◆ Task to complete ◆
Omit images. Retype all entries verbatim.

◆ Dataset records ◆
====================

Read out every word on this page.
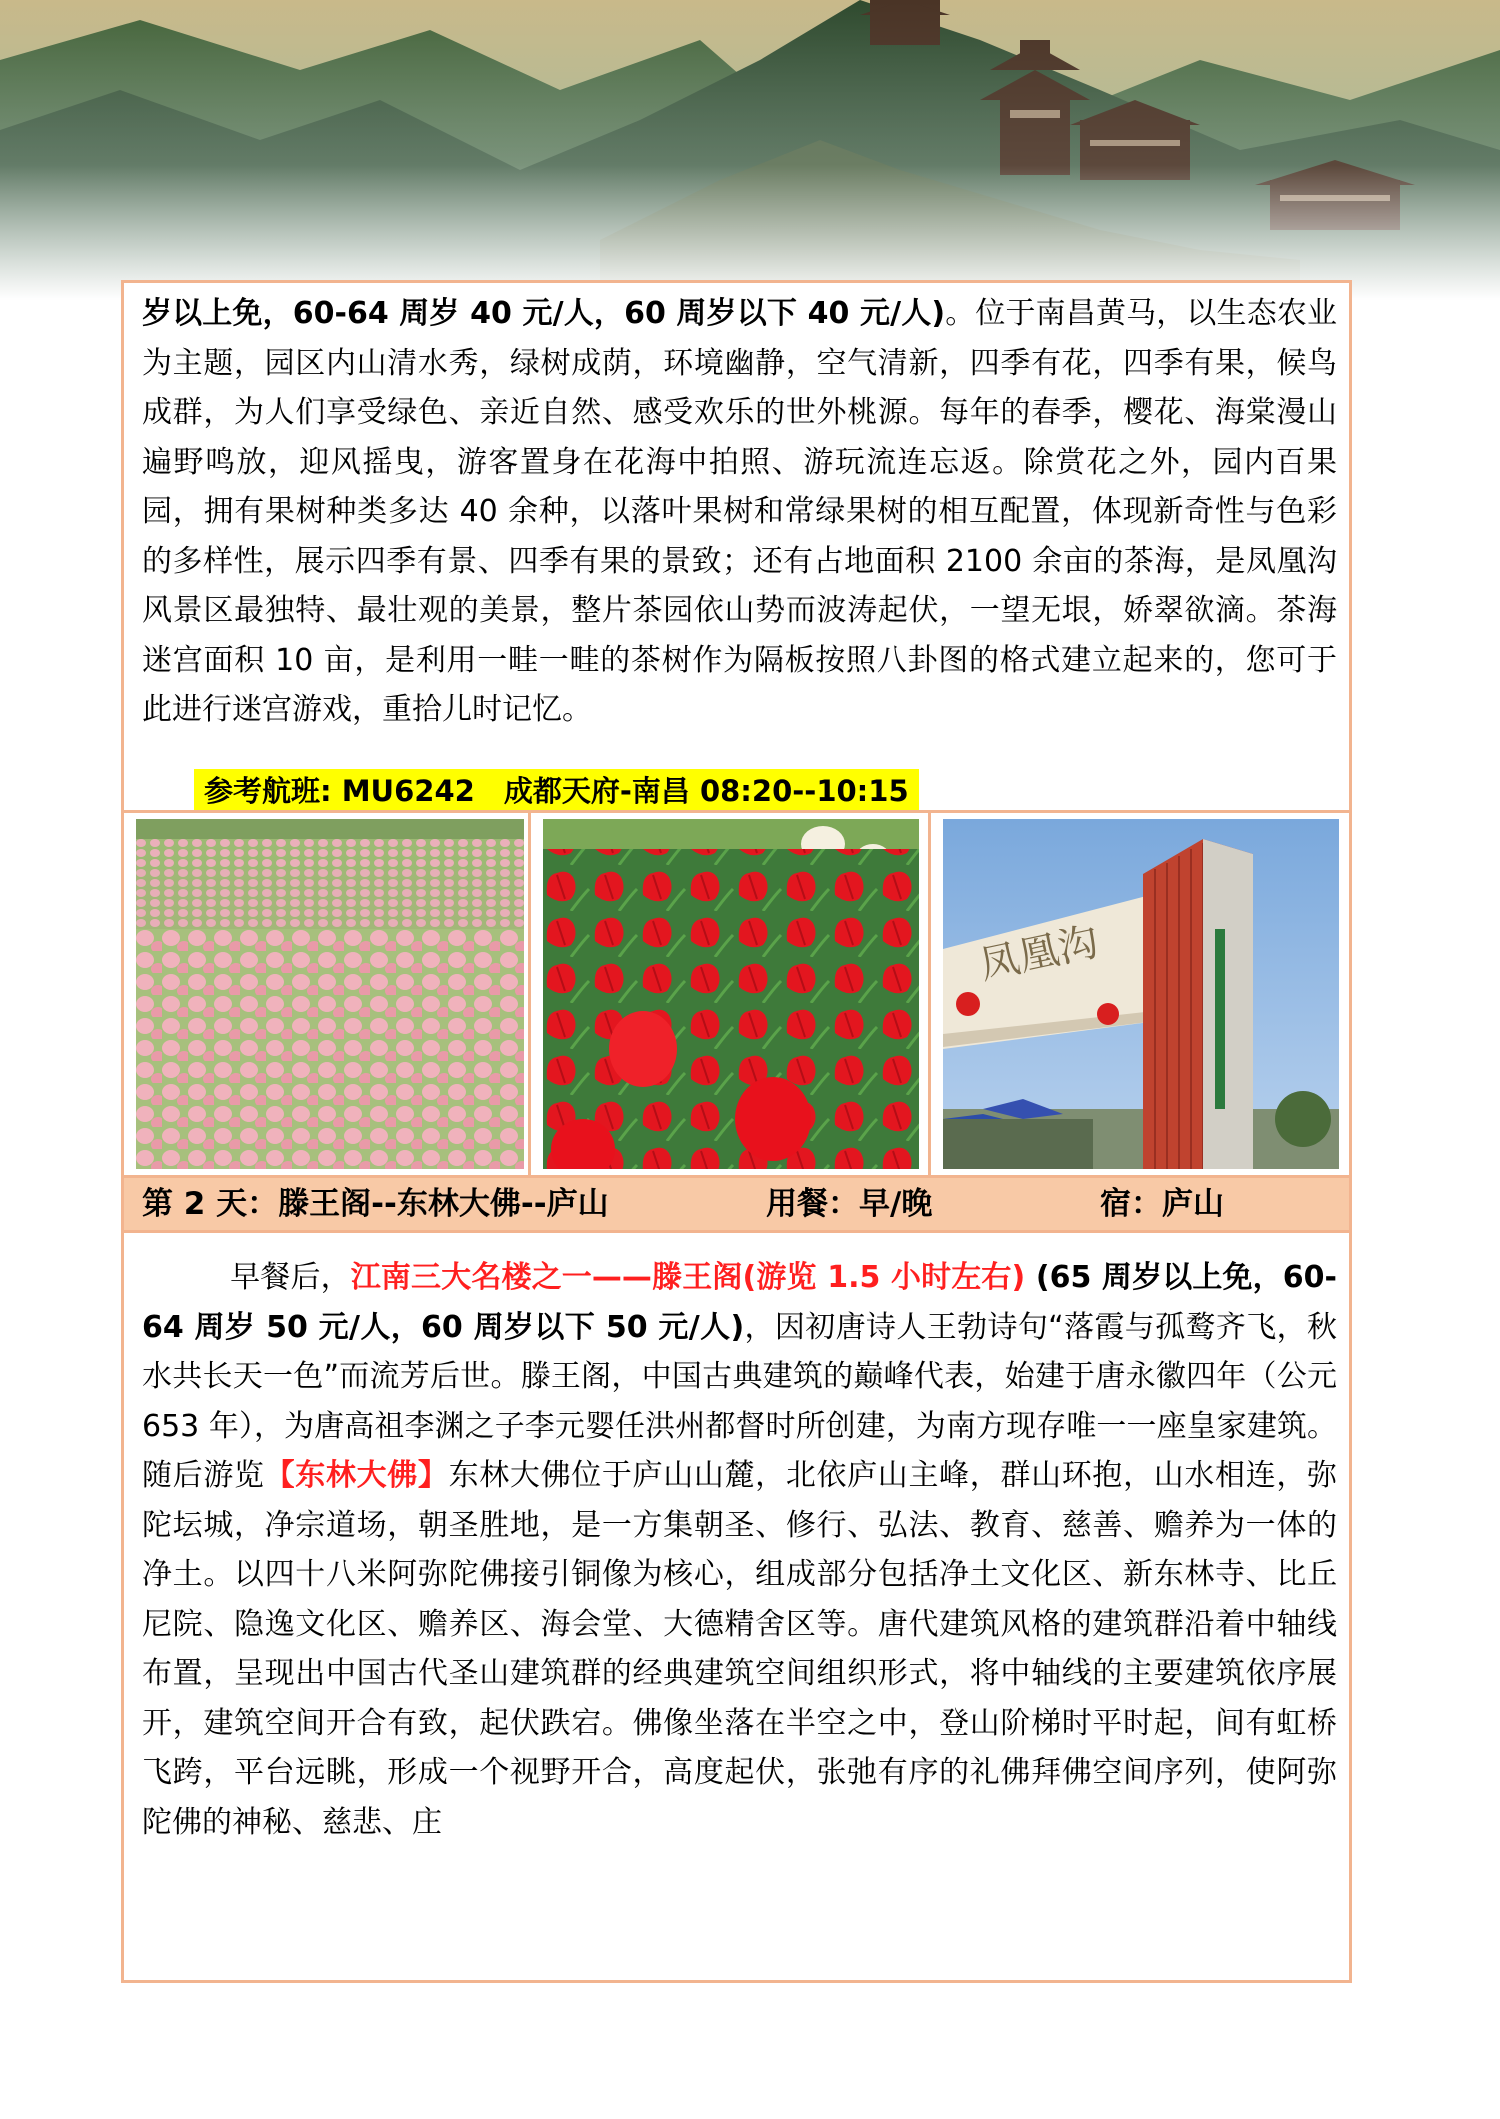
岁以上免，60-64 周岁 40 元/人，60 周岁以下 40 元/人)。位于南昌黄马，以生态农业为主题，园区内山清水秀，绿树成荫，环境幽静，空气清新，四季有花，四季有果，候鸟成群，为人们享受绿色、亲近自然、感受欢乐的世外桃源。每年的春季，樱花、海棠漫山遍野鸣放，迎风摇曳，游客置身在花海中拍照、游玩流连忘返。除赏花之外，园内百果园，拥有果树种类多达 40 余种，以落叶果树和常绿果树的相互配置，体现新奇性与色彩的多样性，展示四季有景、四季有果的景致；还有占地面积 2100 余亩的茶海，是凤凰沟风景区最独特、最壮观的美景，整片茶园依山势而波涛起伏，一望无垠，娇翠欲滴。茶海迷宫面积 10 亩，是利用一畦一畦的茶树作为隔板按照八卦图的格式建立起来的，您可于此进行迷宫游戏，重拾儿时记忆。
参考航班: MU6242　成都天府-南昌 08:20--10:15
凤凰沟
第 2 天：滕王阁--东林大佛--庐山	用餐：早/晚	宿：庐山
早餐后，江南三大名楼之一——滕王阁(游览 1.5 小时左右) (65 周岁以上免，60-64 周岁 50 元/人，60 周岁以下 50 元/人)，因初唐诗人王勃诗句“落霞与孤鹜齐飞，秋水共长天一色”而流芳后世。滕王阁，中国古典建筑的巅峰代表，始建于唐永徽四年（公元 653 年），为唐高祖李渊之子李元婴任洪州都督时所创建，为南方现存唯一一座皇家建筑。随后游览【东林大佛】东林大佛位于庐山山麓，北依庐山主峰，群山环抱，山水相连，弥陀坛城，净宗道场，朝圣胜地，是一方集朝圣、修行、弘法、教育、慈善、赡养为一体的净土。以四十八米阿弥陀佛接引铜像为核心，组成部分包括净土文化区、新东林寺、比丘尼院、隐逸文化区、赡养区、海会堂、大德精舍区等。唐代建筑风格的建筑群沿着中轴线布置，呈现出中国古代圣山建筑群的经典建筑空间组织形式，将中轴线的主要建筑依序展开，建筑空间开合有致，起伏跌宕。佛像坐落在半空之中，登山阶梯时平时起，间有虹桥飞跨，平台远眺，形成一个视野开合，高度起伏，张弛有序的礼佛拜佛空间序列，使阿弥陀佛的神秘、慈悲、庄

====================

◆ Expected output ◆
Read out every word on this page.
岁以上免，60-64 周岁 40 元/人，60 周岁以下 40 元/人)。位于南昌黄马，以生态农业为主题，园区内山清水秀，绿树成荫，环境幽静，空气清新，四季有花，四季有果，候鸟成群，为人们享受绿色、亲近自然、感受欢乐的世外桃源。每年的春季，樱花、海棠漫山遍野鸣放，迎风摇曳，游客置身在花海中拍照、游玩流连忘返。除赏花之外，园内百果园，拥有果树种类多达 40 余种，以落叶果树和常绿果树的相互配置，体现新奇性与色彩的多样性，展示四季有景、四季有果的景致；还有占地面积 2100 余亩的茶海，是凤凰沟风景区最独特、最壮观的美景，整片茶园依山势而波涛起伏，一望无垠，娇翠欲滴。茶海迷宫面积 10 亩，是利用一畦一畦的茶树作为隔板按照八卦图的格式建立起来的，您可于此进行迷宫游戏，重拾儿时记忆。
参考航班: MU6242　成都天府-南昌 08:20--10:15
凤凰沟
第 2 天：滕王阁--东林大佛--庐山	用餐：早/晚	宿：庐山
早餐后，江南三大名楼之一——滕王阁(游览 1.5 小时左右) (65 周岁以上免，60-64 周岁 50 元/人，60 周岁以下 50 元/人)，因初唐诗人王勃诗句“落霞与孤鹜齐飞，秋水共长天一色”而流芳后世。滕王阁，中国古典建筑的巅峰代表，始建于唐永徽四年（公元 653 年），为唐高祖李渊之子李元婴任洪州都督时所创建，为南方现存唯一一座皇家建筑。随后游览【东林大佛】东林大佛位于庐山山麓，北依庐山主峰，群山环抱，山水相连，弥陀坛城，净宗道场，朝圣胜地，是一方集朝圣、修行、弘法、教育、慈善、赡养为一体的净土。以四十八米阿弥陀佛接引铜像为核心，组成部分包括净土文化区、新东林寺、比丘尼院、隐逸文化区、赡养区、海会堂、大德精舍区等。唐代建筑风格的建筑群沿着中轴线布置，呈现出中国古代圣山建筑群的经典建筑空间组织形式，将中轴线的主要建筑依序展开，建筑空间开合有致，起伏跌宕。佛像坐落在半空之中，登山阶梯时平时起，间有虹桥飞跨，平台远眺，形成一个视野开合，高度起伏，张弛有序的礼佛拜佛空间序列，使阿弥陀佛的神秘、慈悲、庄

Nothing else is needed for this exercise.